Records about charts and figures

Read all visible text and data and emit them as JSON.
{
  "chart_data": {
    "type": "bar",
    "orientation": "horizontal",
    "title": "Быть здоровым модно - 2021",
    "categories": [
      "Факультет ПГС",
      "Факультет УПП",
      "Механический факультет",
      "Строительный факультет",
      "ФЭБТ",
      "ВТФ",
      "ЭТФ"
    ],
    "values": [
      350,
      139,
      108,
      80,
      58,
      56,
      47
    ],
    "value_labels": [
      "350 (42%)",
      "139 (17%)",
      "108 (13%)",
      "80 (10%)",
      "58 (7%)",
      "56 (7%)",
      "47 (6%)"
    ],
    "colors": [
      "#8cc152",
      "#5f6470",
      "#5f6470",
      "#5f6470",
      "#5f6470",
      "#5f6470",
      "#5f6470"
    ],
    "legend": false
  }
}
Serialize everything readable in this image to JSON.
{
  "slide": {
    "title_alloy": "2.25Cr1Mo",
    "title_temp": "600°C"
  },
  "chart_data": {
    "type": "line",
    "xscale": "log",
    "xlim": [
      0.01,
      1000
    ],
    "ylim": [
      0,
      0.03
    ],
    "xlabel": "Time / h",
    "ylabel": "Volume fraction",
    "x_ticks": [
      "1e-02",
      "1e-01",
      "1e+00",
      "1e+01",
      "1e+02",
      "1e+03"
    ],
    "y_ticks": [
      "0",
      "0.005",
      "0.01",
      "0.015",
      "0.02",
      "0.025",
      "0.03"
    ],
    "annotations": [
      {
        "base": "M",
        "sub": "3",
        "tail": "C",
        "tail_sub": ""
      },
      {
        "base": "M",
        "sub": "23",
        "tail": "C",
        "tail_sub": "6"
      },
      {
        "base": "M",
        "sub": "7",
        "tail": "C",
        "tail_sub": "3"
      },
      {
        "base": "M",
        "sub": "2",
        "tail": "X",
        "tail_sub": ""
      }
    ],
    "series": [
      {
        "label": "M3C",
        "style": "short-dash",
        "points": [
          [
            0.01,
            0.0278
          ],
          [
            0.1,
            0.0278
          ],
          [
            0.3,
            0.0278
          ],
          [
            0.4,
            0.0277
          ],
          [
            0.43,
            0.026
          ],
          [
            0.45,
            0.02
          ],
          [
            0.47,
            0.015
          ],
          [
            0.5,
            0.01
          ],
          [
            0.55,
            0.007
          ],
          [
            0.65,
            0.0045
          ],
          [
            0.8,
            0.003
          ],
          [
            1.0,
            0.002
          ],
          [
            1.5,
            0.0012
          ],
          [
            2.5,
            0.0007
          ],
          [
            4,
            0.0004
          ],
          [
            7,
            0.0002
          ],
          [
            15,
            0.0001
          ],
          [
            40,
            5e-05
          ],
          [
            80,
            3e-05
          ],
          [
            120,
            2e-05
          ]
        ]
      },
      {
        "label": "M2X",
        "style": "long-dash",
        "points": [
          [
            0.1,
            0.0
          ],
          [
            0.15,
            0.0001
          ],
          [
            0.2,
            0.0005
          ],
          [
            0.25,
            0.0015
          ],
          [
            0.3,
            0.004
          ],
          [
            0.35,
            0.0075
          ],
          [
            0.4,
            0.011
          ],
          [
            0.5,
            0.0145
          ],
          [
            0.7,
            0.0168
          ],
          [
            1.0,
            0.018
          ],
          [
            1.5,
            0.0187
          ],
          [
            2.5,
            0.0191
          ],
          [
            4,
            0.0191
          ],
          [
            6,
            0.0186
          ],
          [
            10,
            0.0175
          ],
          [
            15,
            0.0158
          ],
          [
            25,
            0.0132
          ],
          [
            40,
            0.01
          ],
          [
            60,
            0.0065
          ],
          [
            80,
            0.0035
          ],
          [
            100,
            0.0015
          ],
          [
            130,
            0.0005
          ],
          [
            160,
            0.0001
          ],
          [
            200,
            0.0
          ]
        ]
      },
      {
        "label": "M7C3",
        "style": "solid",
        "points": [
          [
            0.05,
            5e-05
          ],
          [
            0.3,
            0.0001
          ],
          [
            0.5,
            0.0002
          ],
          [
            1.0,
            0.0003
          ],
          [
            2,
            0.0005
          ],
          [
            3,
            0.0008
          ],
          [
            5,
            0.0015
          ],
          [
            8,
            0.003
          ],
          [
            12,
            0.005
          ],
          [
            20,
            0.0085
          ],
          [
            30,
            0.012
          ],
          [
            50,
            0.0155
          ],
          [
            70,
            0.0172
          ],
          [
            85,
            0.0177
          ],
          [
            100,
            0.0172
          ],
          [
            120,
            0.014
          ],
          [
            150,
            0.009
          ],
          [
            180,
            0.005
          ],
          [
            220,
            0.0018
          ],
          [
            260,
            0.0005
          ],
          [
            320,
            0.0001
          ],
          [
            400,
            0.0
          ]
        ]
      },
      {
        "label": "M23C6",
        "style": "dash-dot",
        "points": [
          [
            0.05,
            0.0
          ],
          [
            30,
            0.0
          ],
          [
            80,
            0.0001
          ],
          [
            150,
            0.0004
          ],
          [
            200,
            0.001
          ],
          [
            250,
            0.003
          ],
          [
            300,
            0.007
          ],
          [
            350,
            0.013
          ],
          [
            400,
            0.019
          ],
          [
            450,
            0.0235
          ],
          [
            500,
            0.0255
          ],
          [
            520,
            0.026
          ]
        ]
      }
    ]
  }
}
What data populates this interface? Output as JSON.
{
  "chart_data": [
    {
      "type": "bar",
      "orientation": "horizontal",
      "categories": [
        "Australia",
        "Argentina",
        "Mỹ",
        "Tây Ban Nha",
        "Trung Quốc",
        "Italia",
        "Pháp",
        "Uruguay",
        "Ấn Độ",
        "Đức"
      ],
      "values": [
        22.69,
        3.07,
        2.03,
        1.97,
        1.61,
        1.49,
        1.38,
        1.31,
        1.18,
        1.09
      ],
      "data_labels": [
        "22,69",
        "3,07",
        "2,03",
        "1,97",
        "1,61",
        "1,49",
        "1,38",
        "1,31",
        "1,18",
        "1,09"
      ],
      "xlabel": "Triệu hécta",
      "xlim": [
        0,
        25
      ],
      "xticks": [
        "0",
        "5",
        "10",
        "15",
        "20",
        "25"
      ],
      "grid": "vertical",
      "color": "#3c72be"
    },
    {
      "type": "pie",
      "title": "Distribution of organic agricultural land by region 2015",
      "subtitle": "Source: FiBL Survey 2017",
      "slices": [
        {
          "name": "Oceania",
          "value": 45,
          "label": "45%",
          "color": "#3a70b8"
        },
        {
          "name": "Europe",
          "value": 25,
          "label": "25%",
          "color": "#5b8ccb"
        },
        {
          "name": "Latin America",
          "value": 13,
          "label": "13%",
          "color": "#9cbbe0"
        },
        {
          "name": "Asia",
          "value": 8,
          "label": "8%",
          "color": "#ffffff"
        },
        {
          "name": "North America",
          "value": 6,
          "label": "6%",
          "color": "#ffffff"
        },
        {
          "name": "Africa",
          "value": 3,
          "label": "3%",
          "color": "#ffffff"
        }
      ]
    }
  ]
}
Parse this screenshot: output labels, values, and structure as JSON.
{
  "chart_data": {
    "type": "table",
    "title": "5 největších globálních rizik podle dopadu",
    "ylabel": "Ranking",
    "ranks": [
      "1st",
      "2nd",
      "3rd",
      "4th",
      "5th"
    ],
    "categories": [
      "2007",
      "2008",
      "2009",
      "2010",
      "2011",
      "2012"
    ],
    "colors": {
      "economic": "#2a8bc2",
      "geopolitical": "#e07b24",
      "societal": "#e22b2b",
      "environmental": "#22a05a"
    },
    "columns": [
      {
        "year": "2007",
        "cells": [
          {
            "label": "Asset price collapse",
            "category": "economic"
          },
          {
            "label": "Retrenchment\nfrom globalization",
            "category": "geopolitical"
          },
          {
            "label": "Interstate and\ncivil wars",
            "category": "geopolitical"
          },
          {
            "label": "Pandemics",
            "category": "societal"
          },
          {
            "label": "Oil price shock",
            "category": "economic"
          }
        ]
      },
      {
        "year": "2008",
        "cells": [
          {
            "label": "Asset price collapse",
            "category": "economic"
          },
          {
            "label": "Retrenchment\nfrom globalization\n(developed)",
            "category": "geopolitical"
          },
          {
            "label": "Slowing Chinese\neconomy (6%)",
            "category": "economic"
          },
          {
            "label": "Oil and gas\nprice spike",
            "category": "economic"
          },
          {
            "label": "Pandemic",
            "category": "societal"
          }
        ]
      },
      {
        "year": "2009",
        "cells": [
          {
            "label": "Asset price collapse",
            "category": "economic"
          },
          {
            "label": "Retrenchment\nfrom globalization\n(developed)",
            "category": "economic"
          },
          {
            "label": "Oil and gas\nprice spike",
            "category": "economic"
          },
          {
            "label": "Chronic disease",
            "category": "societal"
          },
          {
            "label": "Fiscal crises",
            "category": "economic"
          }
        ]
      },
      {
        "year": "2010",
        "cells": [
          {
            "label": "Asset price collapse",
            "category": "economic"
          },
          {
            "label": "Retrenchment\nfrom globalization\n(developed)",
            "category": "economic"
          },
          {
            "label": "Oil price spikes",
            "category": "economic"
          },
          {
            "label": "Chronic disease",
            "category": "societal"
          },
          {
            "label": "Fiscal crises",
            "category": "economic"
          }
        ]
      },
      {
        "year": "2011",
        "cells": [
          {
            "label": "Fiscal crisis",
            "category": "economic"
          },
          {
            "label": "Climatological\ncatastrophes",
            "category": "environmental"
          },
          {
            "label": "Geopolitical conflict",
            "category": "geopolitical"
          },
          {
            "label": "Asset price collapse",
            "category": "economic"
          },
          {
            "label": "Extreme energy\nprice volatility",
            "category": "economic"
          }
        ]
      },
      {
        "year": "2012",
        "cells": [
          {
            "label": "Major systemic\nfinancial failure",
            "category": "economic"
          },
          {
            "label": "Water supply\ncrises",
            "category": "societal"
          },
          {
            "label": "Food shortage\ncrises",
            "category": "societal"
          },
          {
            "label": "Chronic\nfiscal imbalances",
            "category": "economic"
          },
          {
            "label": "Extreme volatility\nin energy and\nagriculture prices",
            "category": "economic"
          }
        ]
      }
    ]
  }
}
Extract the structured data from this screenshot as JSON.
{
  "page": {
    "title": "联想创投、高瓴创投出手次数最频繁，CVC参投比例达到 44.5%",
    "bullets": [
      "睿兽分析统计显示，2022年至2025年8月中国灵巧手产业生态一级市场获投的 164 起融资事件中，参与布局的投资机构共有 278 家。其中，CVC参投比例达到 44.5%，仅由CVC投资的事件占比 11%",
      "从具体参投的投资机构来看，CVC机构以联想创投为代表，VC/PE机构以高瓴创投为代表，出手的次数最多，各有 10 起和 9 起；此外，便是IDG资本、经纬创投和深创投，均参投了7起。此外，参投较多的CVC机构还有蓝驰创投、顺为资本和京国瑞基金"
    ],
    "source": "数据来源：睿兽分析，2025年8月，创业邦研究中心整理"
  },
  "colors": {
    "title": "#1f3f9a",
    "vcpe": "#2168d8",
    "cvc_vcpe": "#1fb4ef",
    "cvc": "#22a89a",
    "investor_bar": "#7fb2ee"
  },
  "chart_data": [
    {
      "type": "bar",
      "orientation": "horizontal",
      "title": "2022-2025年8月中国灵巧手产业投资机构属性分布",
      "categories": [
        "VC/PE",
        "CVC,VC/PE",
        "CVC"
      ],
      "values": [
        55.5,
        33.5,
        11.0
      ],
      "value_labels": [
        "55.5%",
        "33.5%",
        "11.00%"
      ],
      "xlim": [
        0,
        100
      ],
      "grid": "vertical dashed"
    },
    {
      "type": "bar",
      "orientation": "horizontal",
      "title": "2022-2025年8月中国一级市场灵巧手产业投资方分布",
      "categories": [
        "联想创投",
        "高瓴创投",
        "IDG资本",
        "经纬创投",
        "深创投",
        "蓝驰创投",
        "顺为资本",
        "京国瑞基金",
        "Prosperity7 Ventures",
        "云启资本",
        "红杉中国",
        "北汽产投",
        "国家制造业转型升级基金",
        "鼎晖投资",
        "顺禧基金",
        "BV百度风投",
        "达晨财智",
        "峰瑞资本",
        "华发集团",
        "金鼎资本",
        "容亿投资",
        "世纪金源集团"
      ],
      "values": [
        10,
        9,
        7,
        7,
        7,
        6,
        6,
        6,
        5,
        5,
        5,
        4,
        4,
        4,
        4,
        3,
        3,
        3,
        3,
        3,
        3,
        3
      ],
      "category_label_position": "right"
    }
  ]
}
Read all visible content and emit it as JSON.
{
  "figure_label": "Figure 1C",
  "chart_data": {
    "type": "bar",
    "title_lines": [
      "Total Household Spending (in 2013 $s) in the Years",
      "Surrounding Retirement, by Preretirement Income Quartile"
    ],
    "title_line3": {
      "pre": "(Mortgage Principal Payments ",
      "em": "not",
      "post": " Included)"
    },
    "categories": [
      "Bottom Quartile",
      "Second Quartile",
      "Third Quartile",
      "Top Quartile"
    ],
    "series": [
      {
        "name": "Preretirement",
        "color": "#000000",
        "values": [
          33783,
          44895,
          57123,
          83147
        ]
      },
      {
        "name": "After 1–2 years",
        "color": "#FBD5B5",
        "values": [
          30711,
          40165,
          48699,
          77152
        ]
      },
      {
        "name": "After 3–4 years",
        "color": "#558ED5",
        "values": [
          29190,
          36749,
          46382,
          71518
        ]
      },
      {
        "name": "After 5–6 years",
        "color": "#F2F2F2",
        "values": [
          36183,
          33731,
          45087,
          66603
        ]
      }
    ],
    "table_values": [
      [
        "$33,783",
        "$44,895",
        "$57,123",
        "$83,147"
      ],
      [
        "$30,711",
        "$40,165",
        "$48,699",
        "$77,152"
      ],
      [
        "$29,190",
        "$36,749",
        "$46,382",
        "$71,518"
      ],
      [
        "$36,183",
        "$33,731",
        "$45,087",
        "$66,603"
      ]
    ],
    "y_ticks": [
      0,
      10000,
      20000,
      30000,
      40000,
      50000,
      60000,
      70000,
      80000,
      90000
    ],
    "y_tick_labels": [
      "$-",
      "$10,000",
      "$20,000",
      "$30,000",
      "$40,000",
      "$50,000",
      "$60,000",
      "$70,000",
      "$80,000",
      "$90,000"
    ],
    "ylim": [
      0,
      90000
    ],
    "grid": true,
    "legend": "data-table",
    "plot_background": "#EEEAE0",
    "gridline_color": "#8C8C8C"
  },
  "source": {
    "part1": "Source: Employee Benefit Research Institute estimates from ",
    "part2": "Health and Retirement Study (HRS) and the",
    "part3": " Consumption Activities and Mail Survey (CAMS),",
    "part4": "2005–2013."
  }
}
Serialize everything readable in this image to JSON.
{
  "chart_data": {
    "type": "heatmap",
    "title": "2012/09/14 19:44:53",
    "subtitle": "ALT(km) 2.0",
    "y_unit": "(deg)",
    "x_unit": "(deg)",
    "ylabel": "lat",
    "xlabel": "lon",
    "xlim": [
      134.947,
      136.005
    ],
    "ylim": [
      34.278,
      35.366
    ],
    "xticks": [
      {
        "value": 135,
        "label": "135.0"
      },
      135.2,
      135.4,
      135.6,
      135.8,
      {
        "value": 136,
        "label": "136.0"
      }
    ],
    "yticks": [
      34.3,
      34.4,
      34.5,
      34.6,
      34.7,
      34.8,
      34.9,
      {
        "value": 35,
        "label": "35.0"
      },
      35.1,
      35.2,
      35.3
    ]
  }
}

→ STATED PROBLEM
List every line above that contains the word "ncrises".

→ SOLUTION TO THIS EXERCISE
            "label": "Water supply\ncrises",
            "label": "Food shortage\ncrises",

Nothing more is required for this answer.